What this task involves =>
Pictures stay out of the copy; set down each line of the listing below exactly.

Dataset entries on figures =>

_ _ _ _ _

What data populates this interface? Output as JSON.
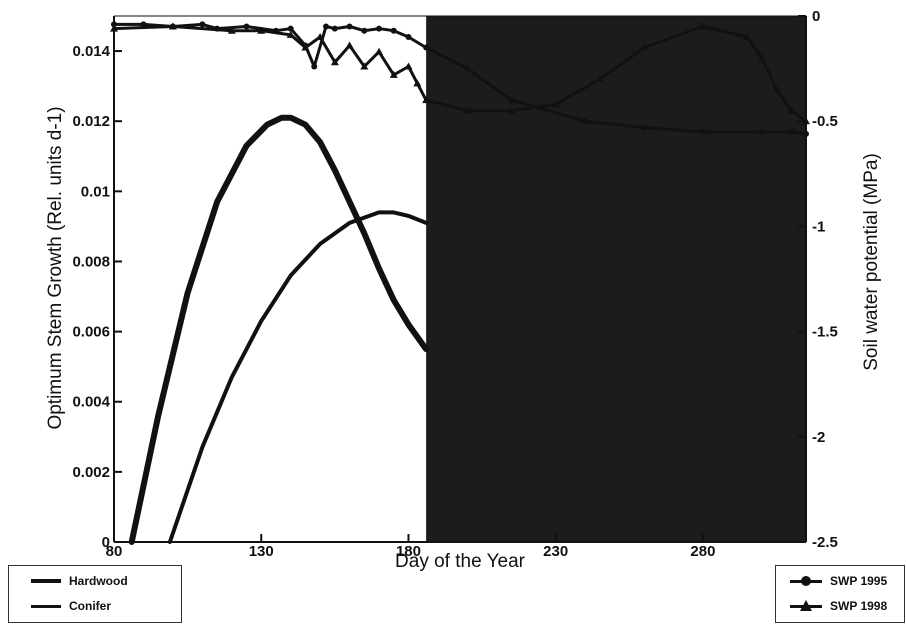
{
  "chart_data": {
    "type": "line",
    "xlabel": "Day of  the Year",
    "ylabel_left": "Optimum Stem Growth (Rel. units d-1)",
    "ylabel_right": "Soil water potential (MPa)",
    "xlim": [
      80,
      315
    ],
    "ylim_left": [
      0,
      0.015
    ],
    "ylim_right": [
      -2.5,
      0
    ],
    "x_ticks": [
      "80",
      "130",
      "180",
      "230",
      "280"
    ],
    "x_tick_values": [
      80,
      130,
      180,
      230,
      280
    ],
    "y_left_ticks": [
      "0",
      "0.002",
      "0.004",
      "0.006",
      "0.008",
      "0.01",
      "0.012",
      "0.014"
    ],
    "y_left_tick_values": [
      0,
      0.002,
      0.004,
      0.006,
      0.008,
      0.01,
      0.012,
      0.014
    ],
    "y_right_ticks": [
      "0",
      "-0.5",
      "-1",
      "-1.5",
      "-2",
      "-2.5"
    ],
    "y_right_tick_values": [
      0,
      -0.5,
      -1,
      -1.5,
      -2,
      -2.5
    ],
    "shaded_region": {
      "x_start": 186,
      "x_end": 315,
      "color": "#1c1c1c"
    },
    "grid": false,
    "series": [
      {
        "name": "Hardwood",
        "axis": "left",
        "style": "thick",
        "x": [
          86,
          95,
          105,
          115,
          125,
          132,
          137,
          140,
          145,
          150,
          155,
          160,
          165,
          170,
          175,
          180,
          186
        ],
        "y": [
          0,
          0.0036,
          0.0071,
          0.0097,
          0.0113,
          0.0119,
          0.0121,
          0.0121,
          0.0119,
          0.0114,
          0.0106,
          0.0097,
          0.0088,
          0.0078,
          0.0069,
          0.0062,
          0.0055
        ]
      },
      {
        "name": "Conifer",
        "axis": "left",
        "style": "thin",
        "x": [
          99,
          110,
          120,
          130,
          140,
          150,
          160,
          170,
          175,
          180,
          186
        ],
        "y": [
          0,
          0.0027,
          0.0047,
          0.0063,
          0.0076,
          0.0085,
          0.0091,
          0.0094,
          0.0094,
          0.0093,
          0.0091
        ]
      },
      {
        "name": "SWP 1995",
        "axis": "right",
        "marker": "circle",
        "x": [
          80,
          90,
          100,
          110,
          115,
          125,
          135,
          140,
          145,
          148,
          152,
          155,
          160,
          165,
          170,
          175,
          180,
          186,
          200,
          215,
          240,
          260,
          280,
          300,
          310,
          315
        ],
        "y": [
          -0.04,
          -0.04,
          -0.05,
          -0.04,
          -0.06,
          -0.05,
          -0.07,
          -0.06,
          -0.14,
          -0.24,
          -0.05,
          -0.06,
          -0.05,
          -0.07,
          -0.06,
          -0.07,
          -0.1,
          -0.15,
          -0.25,
          -0.4,
          -0.5,
          -0.53,
          -0.55,
          -0.55,
          -0.55,
          -0.56
        ]
      },
      {
        "name": "SWP 1998",
        "axis": "right",
        "marker": "triangle",
        "x": [
          80,
          100,
          120,
          130,
          140,
          145,
          150,
          155,
          160,
          165,
          170,
          175,
          180,
          183,
          186,
          200,
          215,
          230,
          245,
          260,
          280,
          295,
          300,
          305,
          310,
          315
        ],
        "y": [
          -0.06,
          -0.05,
          -0.07,
          -0.07,
          -0.09,
          -0.15,
          -0.1,
          -0.22,
          -0.14,
          -0.24,
          -0.17,
          -0.28,
          -0.24,
          -0.32,
          -0.4,
          -0.45,
          -0.45,
          -0.42,
          -0.3,
          -0.15,
          -0.05,
          -0.1,
          -0.2,
          -0.35,
          -0.45,
          -0.5
        ]
      }
    ]
  },
  "legend_left": [
    {
      "label": "Hardwood",
      "style": "thick"
    },
    {
      "label": "Conifer",
      "style": "thin"
    }
  ],
  "legend_right": [
    {
      "label": "SWP 1995",
      "marker": "circle"
    },
    {
      "label": "SWP 1998",
      "marker": "triangle"
    }
  ]
}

_ _ _ _ _

Answer to this problem =>
What data populates this interface? Output as JSON.
{
  "chart_data": {
    "type": "line",
    "xlabel": "Day of  the Year",
    "ylabel_left": "Optimum Stem Growth (Rel. units d-1)",
    "ylabel_right": "Soil water potential (MPa)",
    "xlim": [
      80,
      315
    ],
    "ylim_left": [
      0,
      0.015
    ],
    "ylim_right": [
      -2.5,
      0
    ],
    "x_ticks": [
      "80",
      "130",
      "180",
      "230",
      "280"
    ],
    "x_tick_values": [
      80,
      130,
      180,
      230,
      280
    ],
    "y_left_ticks": [
      "0",
      "0.002",
      "0.004",
      "0.006",
      "0.008",
      "0.01",
      "0.012",
      "0.014"
    ],
    "y_left_tick_values": [
      0,
      0.002,
      0.004,
      0.006,
      0.008,
      0.01,
      0.012,
      0.014
    ],
    "y_right_ticks": [
      "0",
      "-0.5",
      "-1",
      "-1.5",
      "-2",
      "-2.5"
    ],
    "y_right_tick_values": [
      0,
      -0.5,
      -1,
      -1.5,
      -2,
      -2.5
    ],
    "shaded_region": {
      "x_start": 186,
      "x_end": 315,
      "color": "#1c1c1c"
    },
    "grid": false,
    "series": [
      {
        "name": "Hardwood",
        "axis": "left",
        "style": "thick",
        "x": [
          86,
          95,
          105,
          115,
          125,
          132,
          137,
          140,
          145,
          150,
          155,
          160,
          165,
          170,
          175,
          180,
          186
        ],
        "y": [
          0,
          0.0036,
          0.0071,
          0.0097,
          0.0113,
          0.0119,
          0.0121,
          0.0121,
          0.0119,
          0.0114,
          0.0106,
          0.0097,
          0.0088,
          0.0078,
          0.0069,
          0.0062,
          0.0055
        ]
      },
      {
        "name": "Conifer",
        "axis": "left",
        "style": "thin",
        "x": [
          99,
          110,
          120,
          130,
          140,
          150,
          160,
          170,
          175,
          180,
          186
        ],
        "y": [
          0,
          0.0027,
          0.0047,
          0.0063,
          0.0076,
          0.0085,
          0.0091,
          0.0094,
          0.0094,
          0.0093,
          0.0091
        ]
      },
      {
        "name": "SWP 1995",
        "axis": "right",
        "marker": "circle",
        "x": [
          80,
          90,
          100,
          110,
          115,
          125,
          135,
          140,
          145,
          148,
          152,
          155,
          160,
          165,
          170,
          175,
          180,
          186,
          200,
          215,
          240,
          260,
          280,
          300,
          310,
          315
        ],
        "y": [
          -0.04,
          -0.04,
          -0.05,
          -0.04,
          -0.06,
          -0.05,
          -0.07,
          -0.06,
          -0.14,
          -0.24,
          -0.05,
          -0.06,
          -0.05,
          -0.07,
          -0.06,
          -0.07,
          -0.1,
          -0.15,
          -0.25,
          -0.4,
          -0.5,
          -0.53,
          -0.55,
          -0.55,
          -0.55,
          -0.56
        ]
      },
      {
        "name": "SWP 1998",
        "axis": "right",
        "marker": "triangle",
        "x": [
          80,
          100,
          120,
          130,
          140,
          145,
          150,
          155,
          160,
          165,
          170,
          175,
          180,
          183,
          186,
          200,
          215,
          230,
          245,
          260,
          280,
          295,
          300,
          305,
          310,
          315
        ],
        "y": [
          -0.06,
          -0.05,
          -0.07,
          -0.07,
          -0.09,
          -0.15,
          -0.1,
          -0.22,
          -0.14,
          -0.24,
          -0.17,
          -0.28,
          -0.24,
          -0.32,
          -0.4,
          -0.45,
          -0.45,
          -0.42,
          -0.3,
          -0.15,
          -0.05,
          -0.1,
          -0.2,
          -0.35,
          -0.45,
          -0.5
        ]
      }
    ]
  },
  "legend_left": [
    {
      "label": "Hardwood",
      "style": "thick"
    },
    {
      "label": "Conifer",
      "style": "thin"
    }
  ],
  "legend_right": [
    {
      "label": "SWP 1995",
      "marker": "circle"
    },
    {
      "label": "SWP 1998",
      "marker": "triangle"
    }
  ]
}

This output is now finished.